**What is being asked**
Skip the images and return the records below exactly.

[Data tied to figure images]

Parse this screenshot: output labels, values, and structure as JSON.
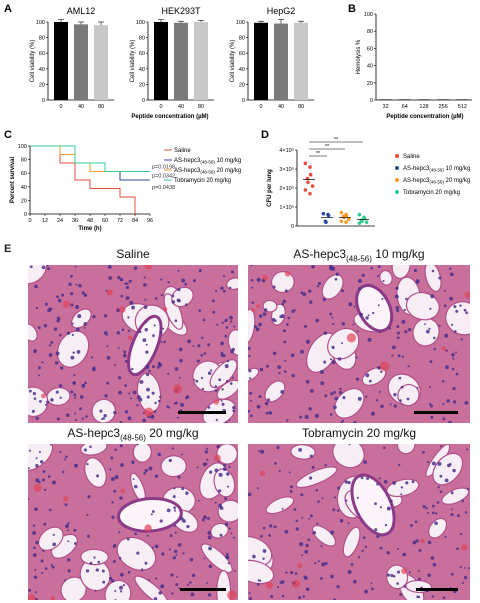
{
  "panels": {
    "A": {
      "letter": "A",
      "ylabel": "Cell viability (%)",
      "xlabel": "Peptide concentration (µM)",
      "subplots": [
        {
          "title": "AML12",
          "categories": [
            "0",
            "40",
            "80"
          ],
          "values": [
            100,
            97,
            96
          ],
          "errors": [
            3,
            3,
            4
          ]
        },
        {
          "title": "HEK293T",
          "categories": [
            "0",
            "40",
            "80"
          ],
          "values": [
            100,
            99,
            100
          ],
          "errors": [
            3,
            2,
            2
          ]
        },
        {
          "title": "HepG2",
          "categories": [
            "0",
            "40",
            "80"
          ],
          "values": [
            99,
            98,
            99
          ],
          "errors": [
            2,
            5,
            2
          ]
        }
      ],
      "yticks": [
        "0",
        "20",
        "40",
        "60",
        "80",
        "100"
      ],
      "bar_colors": [
        "#000000",
        "#7a7a7a",
        "#c8c8c8"
      ]
    },
    "B": {
      "letter": "B",
      "ylabel": "Hemolysis %",
      "xlabel": "Peptide concentration (µM)",
      "categories": [
        "32",
        "64",
        "128",
        "256",
        "512"
      ],
      "values": [
        0.2,
        0.2,
        0.3,
        0.4,
        0.8
      ],
      "yticks": [
        "0",
        "20",
        "40",
        "60",
        "80",
        "100"
      ]
    },
    "C": {
      "letter": "C",
      "ylabel": "Percent survival",
      "xlabel": "Time (h)",
      "xticks": [
        "0",
        "12",
        "24",
        "36",
        "48",
        "60",
        "72",
        "84",
        "96"
      ],
      "yticks": [
        "0",
        "20",
        "40",
        "60",
        "80",
        "100"
      ],
      "legend": {
        "saline": "Saline",
        "as10_prefix": "AS-hepc3",
        "as10_sub": "(48-56)",
        "as10_suffix": " 10 mg/kg",
        "as20_prefix": "AS-hepc3",
        "as20_sub": "(48-56)",
        "as20_suffix": " 20 mg/kg",
        "tob": "Tobramycin 20 mg/kg"
      },
      "pvalues": [
        "p=0.0198",
        "p=0.0342",
        "p=0.0438"
      ],
      "colors": {
        "saline": "#e74c3c",
        "as10": "#2b4b9b",
        "as20": "#f39c2b",
        "tob": "#2ecc8f"
      }
    },
    "D": {
      "letter": "D",
      "ylabel": "CFU per lung",
      "yticks": [
        "0",
        "1×10⁵",
        "2×10⁵",
        "3×10⁵",
        "4×10⁵"
      ],
      "sig": [
        "**",
        "**",
        "**"
      ],
      "legend": {
        "saline": "Saline",
        "as10_prefix": "AS-hepc3",
        "as10_sub": "(48-56)",
        "as10_suffix": " 10 mg/kg",
        "as20_prefix": "AS-hepc3",
        "as20_sub": "(48-56)",
        "as20_suffix": " 20 mg/kg",
        "tob": "Tobramycin 20 mg/kg"
      }
    },
    "E": {
      "letter": "E",
      "images": [
        {
          "title_prefix": "Saline",
          "title_sub": "",
          "title_suffix": ""
        },
        {
          "title_prefix": "AS-hepc3",
          "title_sub": "(48-56)",
          "title_suffix": " 10 mg/kg"
        },
        {
          "title_prefix": "AS-hepc3",
          "title_sub": "(48-56)",
          "title_suffix": " 20 mg/kg"
        },
        {
          "title_prefix": "Tobramycin 20 mg/kg",
          "title_sub": "",
          "title_suffix": ""
        }
      ]
    }
  },
  "chart_data": [
    {
      "type": "bar",
      "title": "AML12",
      "categories": [
        "0",
        "40",
        "80"
      ],
      "values": [
        100,
        97,
        96
      ],
      "xlabel": "Peptide concentration (µM)",
      "ylabel": "Cell viability (%)",
      "ylim": [
        0,
        100
      ]
    },
    {
      "type": "bar",
      "title": "HEK293T",
      "categories": [
        "0",
        "40",
        "80"
      ],
      "values": [
        100,
        99,
        100
      ],
      "xlabel": "Peptide concentration (µM)",
      "ylabel": "Cell viability (%)",
      "ylim": [
        0,
        100
      ]
    },
    {
      "type": "bar",
      "title": "HepG2",
      "categories": [
        "0",
        "40",
        "80"
      ],
      "values": [
        99,
        98,
        99
      ],
      "xlabel": "Peptide concentration (µM)",
      "ylabel": "Cell viability (%)",
      "ylim": [
        0,
        100
      ]
    },
    {
      "type": "bar",
      "categories": [
        "32",
        "64",
        "128",
        "256",
        "512"
      ],
      "values": [
        0.2,
        0.2,
        0.3,
        0.4,
        0.8
      ],
      "xlabel": "Peptide concentration (µM)",
      "ylabel": "Hemolysis %",
      "ylim": [
        0,
        100
      ]
    },
    {
      "type": "line",
      "xlabel": "Time (h)",
      "ylabel": "Percent survival",
      "xlim": [
        0,
        96
      ],
      "ylim": [
        0,
        100
      ],
      "series": [
        {
          "name": "Saline",
          "x": [
            0,
            12,
            24,
            36,
            48,
            60,
            72,
            84
          ],
          "y": [
            100,
            100,
            75,
            50,
            37.5,
            37.5,
            25,
            0
          ]
        },
        {
          "name": "AS-hepc3(48-56) 10 mg/kg",
          "x": [
            0,
            12,
            24,
            36,
            48,
            60,
            72,
            84,
            96
          ],
          "y": [
            100,
            100,
            87.5,
            75,
            62.5,
            62.5,
            50,
            50,
            50
          ]
        },
        {
          "name": "AS-hepc3(48-56) 20 mg/kg",
          "x": [
            0,
            12,
            24,
            36,
            48,
            60,
            72,
            84,
            96
          ],
          "y": [
            100,
            100,
            87.5,
            75,
            62.5,
            62.5,
            62.5,
            62.5,
            62.5
          ]
        },
        {
          "name": "Tobramycin 20 mg/kg",
          "x": [
            0,
            12,
            24,
            36,
            48,
            60,
            72,
            84,
            96
          ],
          "y": [
            100,
            100,
            100,
            75,
            75,
            62.5,
            62.5,
            62.5,
            62.5
          ]
        }
      ]
    },
    {
      "type": "scatter",
      "ylabel": "CFU per lung",
      "ylim": [
        0,
        400000
      ],
      "series": [
        {
          "name": "Saline",
          "values": [
            330000,
            310000,
            270000,
            250000,
            230000,
            210000,
            190000,
            170000
          ]
        },
        {
          "name": "AS-hepc3(48-56) 10 mg/kg",
          "values": [
            65000,
            60000,
            55000,
            25000,
            20000
          ]
        },
        {
          "name": "AS-hepc3(48-56) 20 mg/kg",
          "values": [
            70000,
            60000,
            55000,
            50000,
            45000,
            35000,
            25000,
            20000
          ]
        },
        {
          "name": "Tobramycin 20 mg/kg",
          "values": [
            60000,
            45000,
            40000,
            30000,
            25000,
            20000,
            15000
          ]
        }
      ]
    }
  ]
}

**Reply**
Parse this screenshot: output labels, values, and structure as JSON.
{
  "panels": {
    "A": {
      "letter": "A",
      "ylabel": "Cell viability (%)",
      "xlabel": "Peptide concentration (µM)",
      "subplots": [
        {
          "title": "AML12",
          "categories": [
            "0",
            "40",
            "80"
          ],
          "values": [
            100,
            97,
            96
          ],
          "errors": [
            3,
            3,
            4
          ]
        },
        {
          "title": "HEK293T",
          "categories": [
            "0",
            "40",
            "80"
          ],
          "values": [
            100,
            99,
            100
          ],
          "errors": [
            3,
            2,
            2
          ]
        },
        {
          "title": "HepG2",
          "categories": [
            "0",
            "40",
            "80"
          ],
          "values": [
            99,
            98,
            99
          ],
          "errors": [
            2,
            5,
            2
          ]
        }
      ],
      "yticks": [
        "0",
        "20",
        "40",
        "60",
        "80",
        "100"
      ],
      "bar_colors": [
        "#000000",
        "#7a7a7a",
        "#c8c8c8"
      ]
    },
    "B": {
      "letter": "B",
      "ylabel": "Hemolysis %",
      "xlabel": "Peptide concentration (µM)",
      "categories": [
        "32",
        "64",
        "128",
        "256",
        "512"
      ],
      "values": [
        0.2,
        0.2,
        0.3,
        0.4,
        0.8
      ],
      "yticks": [
        "0",
        "20",
        "40",
        "60",
        "80",
        "100"
      ]
    },
    "C": {
      "letter": "C",
      "ylabel": "Percent survival",
      "xlabel": "Time (h)",
      "xticks": [
        "0",
        "12",
        "24",
        "36",
        "48",
        "60",
        "72",
        "84",
        "96"
      ],
      "yticks": [
        "0",
        "20",
        "40",
        "60",
        "80",
        "100"
      ],
      "legend": {
        "saline": "Saline",
        "as10_prefix": "AS-hepc3",
        "as10_sub": "(48-56)",
        "as10_suffix": " 10 mg/kg",
        "as20_prefix": "AS-hepc3",
        "as20_sub": "(48-56)",
        "as20_suffix": " 20 mg/kg",
        "tob": "Tobramycin 20 mg/kg"
      },
      "pvalues": [
        "p=0.0198",
        "p=0.0342",
        "p=0.0438"
      ],
      "colors": {
        "saline": "#e74c3c",
        "as10": "#2b4b9b",
        "as20": "#f39c2b",
        "tob": "#2ecc8f"
      }
    },
    "D": {
      "letter": "D",
      "ylabel": "CFU per lung",
      "yticks": [
        "0",
        "1×10⁵",
        "2×10⁵",
        "3×10⁵",
        "4×10⁵"
      ],
      "sig": [
        "**",
        "**",
        "**"
      ],
      "legend": {
        "saline": "Saline",
        "as10_prefix": "AS-hepc3",
        "as10_sub": "(48-56)",
        "as10_suffix": " 10 mg/kg",
        "as20_prefix": "AS-hepc3",
        "as20_sub": "(48-56)",
        "as20_suffix": " 20 mg/kg",
        "tob": "Tobramycin 20 mg/kg"
      }
    },
    "E": {
      "letter": "E",
      "images": [
        {
          "title_prefix": "Saline",
          "title_sub": "",
          "title_suffix": ""
        },
        {
          "title_prefix": "AS-hepc3",
          "title_sub": "(48-56)",
          "title_suffix": " 10 mg/kg"
        },
        {
          "title_prefix": "AS-hepc3",
          "title_sub": "(48-56)",
          "title_suffix": " 20 mg/kg"
        },
        {
          "title_prefix": "Tobramycin 20 mg/kg",
          "title_sub": "",
          "title_suffix": ""
        }
      ]
    }
  },
  "chart_data": [
    {
      "type": "bar",
      "title": "AML12",
      "categories": [
        "0",
        "40",
        "80"
      ],
      "values": [
        100,
        97,
        96
      ],
      "xlabel": "Peptide concentration (µM)",
      "ylabel": "Cell viability (%)",
      "ylim": [
        0,
        100
      ]
    },
    {
      "type": "bar",
      "title": "HEK293T",
      "categories": [
        "0",
        "40",
        "80"
      ],
      "values": [
        100,
        99,
        100
      ],
      "xlabel": "Peptide concentration (µM)",
      "ylabel": "Cell viability (%)",
      "ylim": [
        0,
        100
      ]
    },
    {
      "type": "bar",
      "title": "HepG2",
      "categories": [
        "0",
        "40",
        "80"
      ],
      "values": [
        99,
        98,
        99
      ],
      "xlabel": "Peptide concentration (µM)",
      "ylabel": "Cell viability (%)",
      "ylim": [
        0,
        100
      ]
    },
    {
      "type": "bar",
      "categories": [
        "32",
        "64",
        "128",
        "256",
        "512"
      ],
      "values": [
        0.2,
        0.2,
        0.3,
        0.4,
        0.8
      ],
      "xlabel": "Peptide concentration (µM)",
      "ylabel": "Hemolysis %",
      "ylim": [
        0,
        100
      ]
    },
    {
      "type": "line",
      "xlabel": "Time (h)",
      "ylabel": "Percent survival",
      "xlim": [
        0,
        96
      ],
      "ylim": [
        0,
        100
      ],
      "series": [
        {
          "name": "Saline",
          "x": [
            0,
            12,
            24,
            36,
            48,
            60,
            72,
            84
          ],
          "y": [
            100,
            100,
            75,
            50,
            37.5,
            37.5,
            25,
            0
          ]
        },
        {
          "name": "AS-hepc3(48-56) 10 mg/kg",
          "x": [
            0,
            12,
            24,
            36,
            48,
            60,
            72,
            84,
            96
          ],
          "y": [
            100,
            100,
            87.5,
            75,
            62.5,
            62.5,
            50,
            50,
            50
          ]
        },
        {
          "name": "AS-hepc3(48-56) 20 mg/kg",
          "x": [
            0,
            12,
            24,
            36,
            48,
            60,
            72,
            84,
            96
          ],
          "y": [
            100,
            100,
            87.5,
            75,
            62.5,
            62.5,
            62.5,
            62.5,
            62.5
          ]
        },
        {
          "name": "Tobramycin 20 mg/kg",
          "x": [
            0,
            12,
            24,
            36,
            48,
            60,
            72,
            84,
            96
          ],
          "y": [
            100,
            100,
            100,
            75,
            75,
            62.5,
            62.5,
            62.5,
            62.5
          ]
        }
      ]
    },
    {
      "type": "scatter",
      "ylabel": "CFU per lung",
      "ylim": [
        0,
        400000
      ],
      "series": [
        {
          "name": "Saline",
          "values": [
            330000,
            310000,
            270000,
            250000,
            230000,
            210000,
            190000,
            170000
          ]
        },
        {
          "name": "AS-hepc3(48-56) 10 mg/kg",
          "values": [
            65000,
            60000,
            55000,
            25000,
            20000
          ]
        },
        {
          "name": "AS-hepc3(48-56) 20 mg/kg",
          "values": [
            70000,
            60000,
            55000,
            50000,
            45000,
            35000,
            25000,
            20000
          ]
        },
        {
          "name": "Tobramycin 20 mg/kg",
          "values": [
            60000,
            45000,
            40000,
            30000,
            25000,
            20000,
            15000
          ]
        }
      ]
    }
  ]
}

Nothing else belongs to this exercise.